▽

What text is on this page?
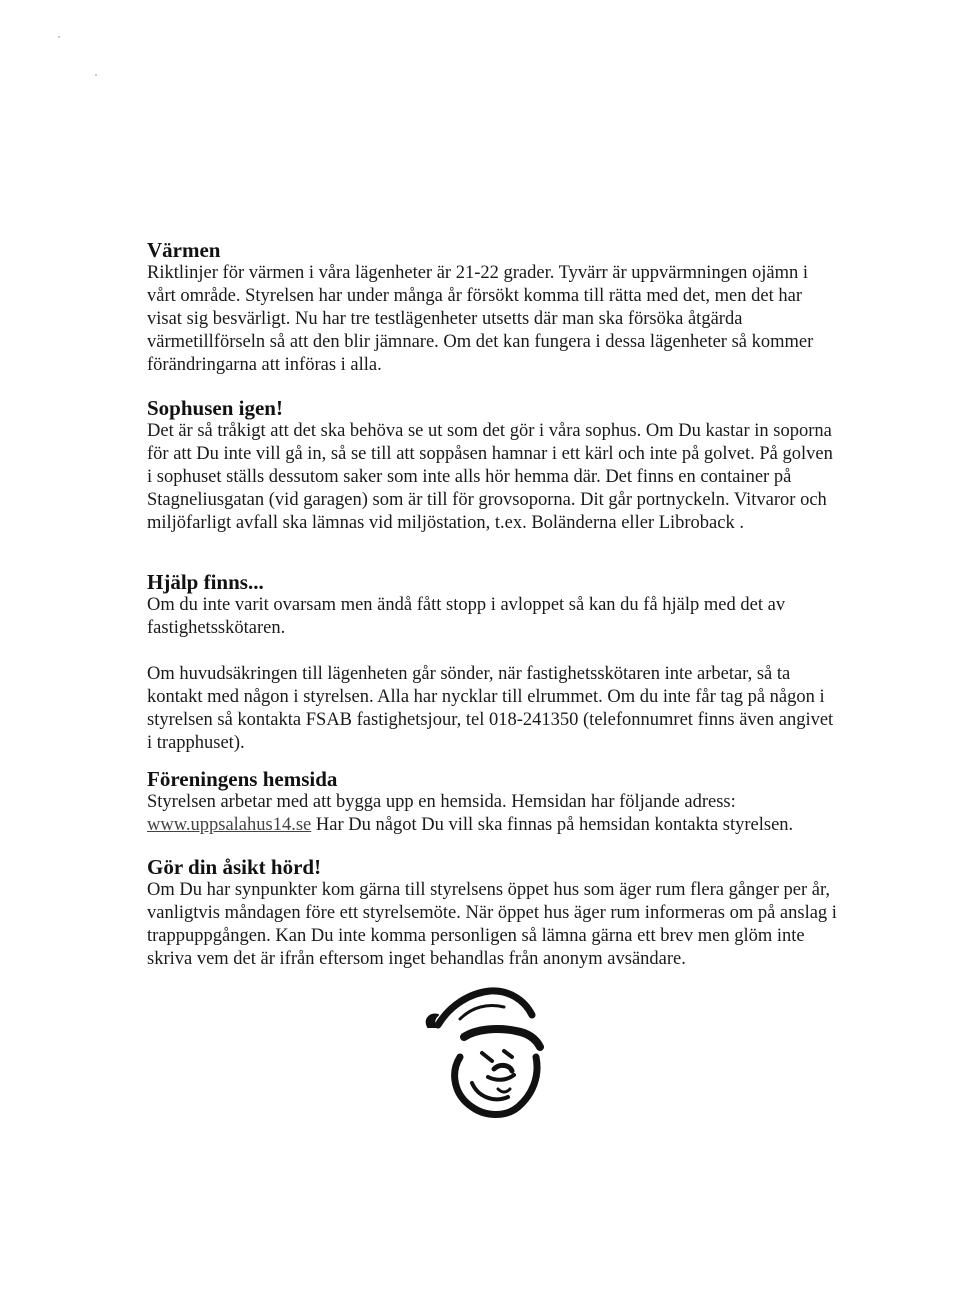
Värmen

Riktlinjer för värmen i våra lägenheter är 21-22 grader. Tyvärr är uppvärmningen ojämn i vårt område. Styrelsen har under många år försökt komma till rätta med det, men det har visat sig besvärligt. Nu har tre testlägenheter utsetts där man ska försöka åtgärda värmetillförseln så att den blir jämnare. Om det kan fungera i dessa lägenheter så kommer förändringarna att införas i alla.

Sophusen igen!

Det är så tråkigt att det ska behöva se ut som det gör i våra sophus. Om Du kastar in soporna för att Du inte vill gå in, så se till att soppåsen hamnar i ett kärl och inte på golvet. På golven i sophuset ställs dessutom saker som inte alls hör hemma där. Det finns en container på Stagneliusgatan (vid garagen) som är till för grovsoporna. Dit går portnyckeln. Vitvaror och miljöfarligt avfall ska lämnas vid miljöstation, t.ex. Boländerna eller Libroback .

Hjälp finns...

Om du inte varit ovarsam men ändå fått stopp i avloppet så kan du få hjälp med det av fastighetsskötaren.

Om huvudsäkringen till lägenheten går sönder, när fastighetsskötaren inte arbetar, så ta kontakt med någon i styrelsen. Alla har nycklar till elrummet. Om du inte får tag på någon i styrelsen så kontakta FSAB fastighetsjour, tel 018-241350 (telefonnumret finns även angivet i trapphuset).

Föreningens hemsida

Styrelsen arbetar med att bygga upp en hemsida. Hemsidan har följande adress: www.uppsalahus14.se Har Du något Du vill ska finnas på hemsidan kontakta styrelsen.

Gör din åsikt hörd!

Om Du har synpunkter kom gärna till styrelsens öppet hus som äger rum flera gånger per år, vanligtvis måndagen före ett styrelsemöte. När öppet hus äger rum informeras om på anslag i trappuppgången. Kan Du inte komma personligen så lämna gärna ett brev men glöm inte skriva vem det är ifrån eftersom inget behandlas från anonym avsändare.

△

What is asked: Could you repeat all of the material exactly? Pictures should not be copied.

The output:
What text is on this page?
Värmen

Riktlinjer för värmen i våra lägenheter är 21-22 grader. Tyvärr är uppvärmningen ojämn i vårt område. Styrelsen har under många år försökt komma till rätta med det, men det har visat sig besvärligt. Nu har tre testlägenheter utsetts där man ska försöka åtgärda värmetillförseln så att den blir jämnare. Om det kan fungera i dessa lägenheter så kommer förändringarna att införas i alla.

Sophusen igen!

Det är så tråkigt att det ska behöva se ut som det gör i våra sophus. Om Du kastar in soporna för att Du inte vill gå in, så se till att soppåsen hamnar i ett kärl och inte på golvet. På golven i sophuset ställs dessutom saker som inte alls hör hemma där. Det finns en container på Stagneliusgatan (vid garagen) som är till för grovsoporna. Dit går portnyckeln. Vitvaror och miljöfarligt avfall ska lämnas vid miljöstation, t.ex. Boländerna eller Libroback .

Hjälp finns...

Om du inte varit ovarsam men ändå fått stopp i avloppet så kan du få hjälp med det av fastighetsskötaren.

Om huvudsäkringen till lägenheten går sönder, när fastighetsskötaren inte arbetar, så ta kontakt med någon i styrelsen. Alla har nycklar till elrummet. Om du inte får tag på någon i styrelsen så kontakta FSAB fastighetsjour, tel 018-241350 (telefonnumret finns även angivet i trapphuset).

Föreningens hemsida

Styrelsen arbetar med att bygga upp en hemsida. Hemsidan har följande adress: www.uppsalahus14.se Har Du något Du vill ska finnas på hemsidan kontakta styrelsen.

Gör din åsikt hörd!

Om Du har synpunkter kom gärna till styrelsens öppet hus som äger rum flera gånger per år, vanligtvis måndagen före ett styrelsemöte. När öppet hus äger rum informeras om på anslag i trappuppgången. Kan Du inte komma personligen så lämna gärna ett brev men glöm inte skriva vem det är ifrån eftersom inget behandlas från anonym avsändare.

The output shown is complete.